## Extracted entries
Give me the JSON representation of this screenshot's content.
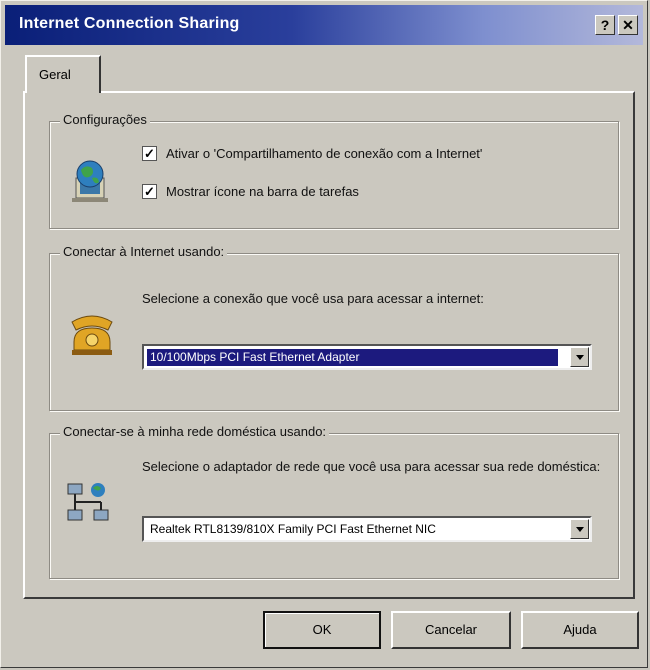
{
  "window": {
    "title": "Internet Connection Sharing",
    "help_label": "?",
    "close_label": "✕"
  },
  "tabs": [
    {
      "label": "Geral"
    }
  ],
  "settings_group": {
    "legend": "Configurações",
    "icon": "globe-network-icon",
    "enable_sharing": {
      "label": "Ativar o 'Compartilhamento de conexão com a Internet'",
      "checked": true
    },
    "show_tray_icon": {
      "label": "Mostrar ícone na barra de tarefas",
      "checked": true
    }
  },
  "internet_group": {
    "legend": "Conectar à Internet usando:",
    "icon": "dialup-phone-icon",
    "description": "Selecione a conexão que você usa para acessar a internet:",
    "selected_value": "10/100Mbps PCI Fast Ethernet Adapter",
    "selected_highlight_color": "#1c1a7e"
  },
  "home_network_group": {
    "legend": "Conectar-se à minha rede doméstica usando:",
    "icon": "home-network-icon",
    "description": "Selecione o adaptador de rede que você usa para acessar sua rede doméstica:",
    "selected_value": "Realtek RTL8139/810X Family PCI Fast Ethernet NIC"
  },
  "buttons": {
    "ok": "OK",
    "cancel": "Cancelar",
    "help": "Ajuda"
  }
}
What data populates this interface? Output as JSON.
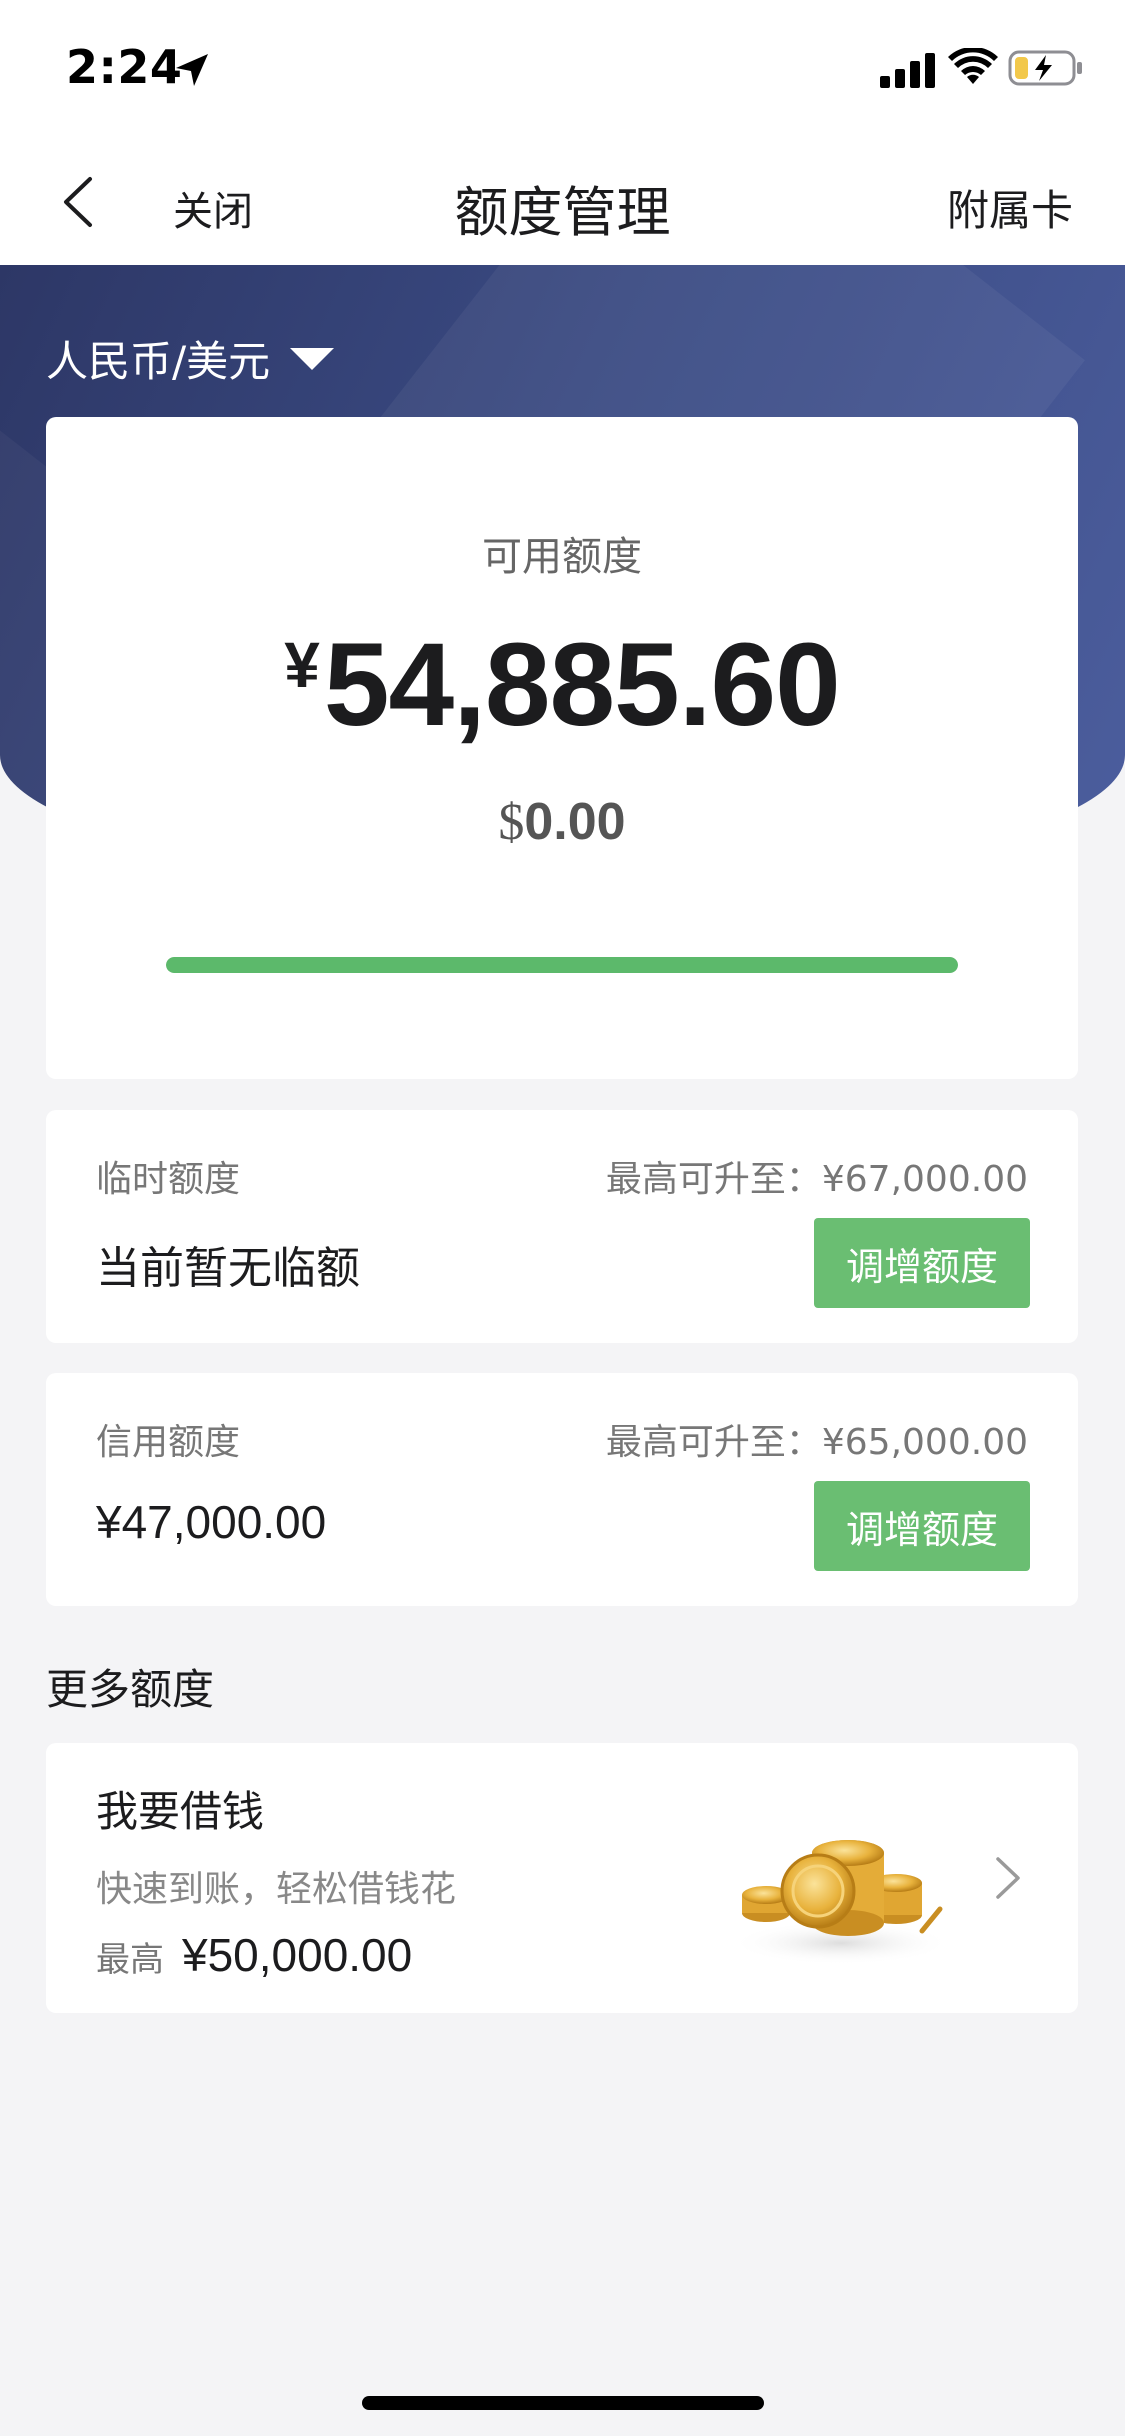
{
  "status_bar": {
    "time": "2:24",
    "icons": [
      "location-arrow-icon",
      "signal-icon",
      "wifi-icon",
      "battery-charging-icon"
    ]
  },
  "nav": {
    "back_icon": "chevron-left-icon",
    "close_label": "关闭",
    "title": "额度管理",
    "right_label": "附属卡"
  },
  "hero": {
    "currency_selector": "人民币/美元",
    "dropdown_icon": "caret-down-icon"
  },
  "available": {
    "label": "可用额度",
    "cny_symbol": "¥",
    "cny_amount": "54,885.60",
    "usd_symbol": "$",
    "usd_amount": "0.00",
    "progress_fraction": 1.0
  },
  "temporary_limit": {
    "label": "临时额度",
    "max_text": "最高可升至：¥67,000.00",
    "value": "当前暂无临额",
    "button": "调增额度"
  },
  "credit_limit": {
    "label": "信用额度",
    "max_text": "最高可升至：¥65,000.00",
    "value": "¥47,000.00",
    "button": "调增额度"
  },
  "more": {
    "section_title": "更多额度",
    "loan": {
      "title": "我要借钱",
      "subtitle": "快速到账，轻松借钱花",
      "max_label": "最高",
      "max_value": "¥50,000.00",
      "image_icon": "gold-coins-icon"
    }
  },
  "colors": {
    "hero_gradient_start": "#2d3766",
    "hero_gradient_end": "#4c5e9e",
    "accent_green": "#6abe72",
    "progress_green": "#5cb96b",
    "background": "#f4f4f6"
  }
}
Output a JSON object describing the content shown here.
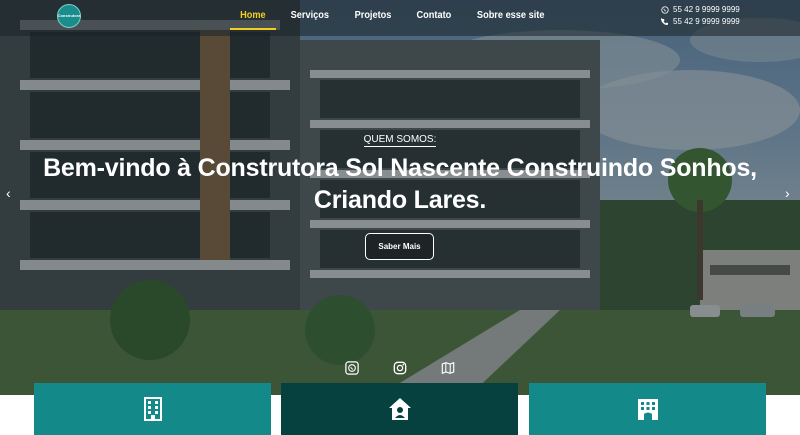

## Exercise details
Transcribe the whole listing exactly. Pictures are excluded.

## The answer
Give me the JSON representation of this screenshot's content.
{
  "window": {
    "title": "Internet Connection Sharing",
    "help_label": "?",
    "close_label": "✕"
  },
  "tabs": [
    {
      "label": "Geral"
    }
  ],
  "settings_group": {
    "legend": "Configurações",
    "icon": "globe-network-icon",
    "enable_sharing": {
      "label": "Ativar o 'Compartilhamento de conexão com a Internet'",
      "checked": true
    },
    "show_tray_icon": {
      "label": "Mostrar ícone na barra de tarefas",
      "checked": true
    }
  },
  "internet_group": {
    "legend": "Conectar à Internet usando:",
    "icon": "dialup-phone-icon",
    "description": "Selecione a conexão que você usa para acessar a internet:",
    "selected_value": "10/100Mbps PCI Fast Ethernet Adapter",
    "selected_highlight_color": "#1c1a7e"
  },
  "home_network_group": {
    "legend": "Conectar-se à minha rede doméstica usando:",
    "icon": "home-network-icon",
    "description": "Selecione o adaptador de rede que você usa para acessar sua rede doméstica:",
    "selected_value": "Realtek RTL8139/810X Family PCI Fast Ethernet NIC"
  },
  "buttons": {
    "ok": "OK",
    "cancel": "Cancelar",
    "help": "Ajuda"
  }
}
What data populates this interface? Output as JSON.
{
  "status_bar": {
    "time": "2:24",
    "icons": [
      "location-arrow-icon",
      "signal-icon",
      "wifi-icon",
      "battery-charging-icon"
    ]
  },
  "nav": {
    "back_icon": "chevron-left-icon",
    "close_label": "关闭",
    "title": "额度管理",
    "right_label": "附属卡"
  },
  "hero": {
    "currency_selector": "人民币/美元",
    "dropdown_icon": "caret-down-icon"
  },
  "available": {
    "label": "可用额度",
    "cny_symbol": "¥",
    "cny_amount": "54,885.60",
    "usd_symbol": "$",
    "usd_amount": "0.00",
    "progress_fraction": 1.0
  },
  "temporary_limit": {
    "label": "临时额度",
    "max_text": "最高可升至：¥67,000.00",
    "value": "当前暂无临额",
    "button": "调增额度"
  },
  "credit_limit": {
    "label": "信用额度",
    "max_text": "最高可升至：¥65,000.00",
    "value": "¥47,000.00",
    "button": "调增额度"
  },
  "more": {
    "section_title": "更多额度",
    "loan": {
      "title": "我要借钱",
      "subtitle": "快速到账，轻松借钱花",
      "max_label": "最高",
      "max_value": "¥50,000.00",
      "image_icon": "gold-coins-icon"
    }
  },
  "colors": {
    "hero_gradient_start": "#2d3766",
    "hero_gradient_end": "#4c5e9e",
    "accent_green": "#6abe72",
    "progress_green": "#5cb96b",
    "background": "#f4f4f6"
  }
}
Output a JSON object describing the content shown here.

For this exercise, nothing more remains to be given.